* begin *

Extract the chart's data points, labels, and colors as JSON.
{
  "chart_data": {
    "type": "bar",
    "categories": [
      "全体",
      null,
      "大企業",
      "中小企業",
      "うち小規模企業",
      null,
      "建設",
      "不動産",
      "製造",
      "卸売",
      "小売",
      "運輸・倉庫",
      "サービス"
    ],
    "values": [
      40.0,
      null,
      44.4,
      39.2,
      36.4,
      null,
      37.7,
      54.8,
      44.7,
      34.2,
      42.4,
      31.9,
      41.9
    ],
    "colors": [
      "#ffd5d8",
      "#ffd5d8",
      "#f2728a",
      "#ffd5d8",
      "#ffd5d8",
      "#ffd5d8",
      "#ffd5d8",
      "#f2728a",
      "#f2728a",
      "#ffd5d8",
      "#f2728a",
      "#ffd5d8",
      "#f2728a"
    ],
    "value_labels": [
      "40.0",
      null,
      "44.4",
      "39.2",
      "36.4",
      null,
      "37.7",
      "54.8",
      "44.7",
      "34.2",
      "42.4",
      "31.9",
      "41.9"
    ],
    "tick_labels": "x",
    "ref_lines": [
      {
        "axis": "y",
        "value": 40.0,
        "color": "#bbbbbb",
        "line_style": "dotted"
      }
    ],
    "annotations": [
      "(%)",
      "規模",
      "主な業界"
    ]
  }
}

* end *

__Given request__: Return all of the entries exactly as they were supplied.

__Exercise response__:
Extract the chart's data points, labels, and colors as JSON.
{
  "chart_data": {
    "type": "bar",
    "categories": [
      "全体",
      null,
      "大企業",
      "中小企業",
      "うち小規模企業",
      null,
      "建設",
      "不動産",
      "製造",
      "卸売",
      "小売",
      "運輸・倉庫",
      "サービス"
    ],
    "values": [
      40.0,
      null,
      44.4,
      39.2,
      36.4,
      null,
      37.7,
      54.8,
      44.7,
      34.2,
      42.4,
      31.9,
      41.9
    ],
    "colors": [
      "#ffd5d8",
      "#ffd5d8",
      "#f2728a",
      "#ffd5d8",
      "#ffd5d8",
      "#ffd5d8",
      "#ffd5d8",
      "#f2728a",
      "#f2728a",
      "#ffd5d8",
      "#f2728a",
      "#ffd5d8",
      "#f2728a"
    ],
    "value_labels": [
      "40.0",
      null,
      "44.4",
      "39.2",
      "36.4",
      null,
      "37.7",
      "54.8",
      "44.7",
      "34.2",
      "42.4",
      "31.9",
      "41.9"
    ],
    "tick_labels": "x",
    "ref_lines": [
      {
        "axis": "y",
        "value": 40.0,
        "color": "#bbbbbb",
        "line_style": "dotted"
      }
    ],
    "annotations": [
      "(%)",
      "規模",
      "主な業界"
    ]
  }
}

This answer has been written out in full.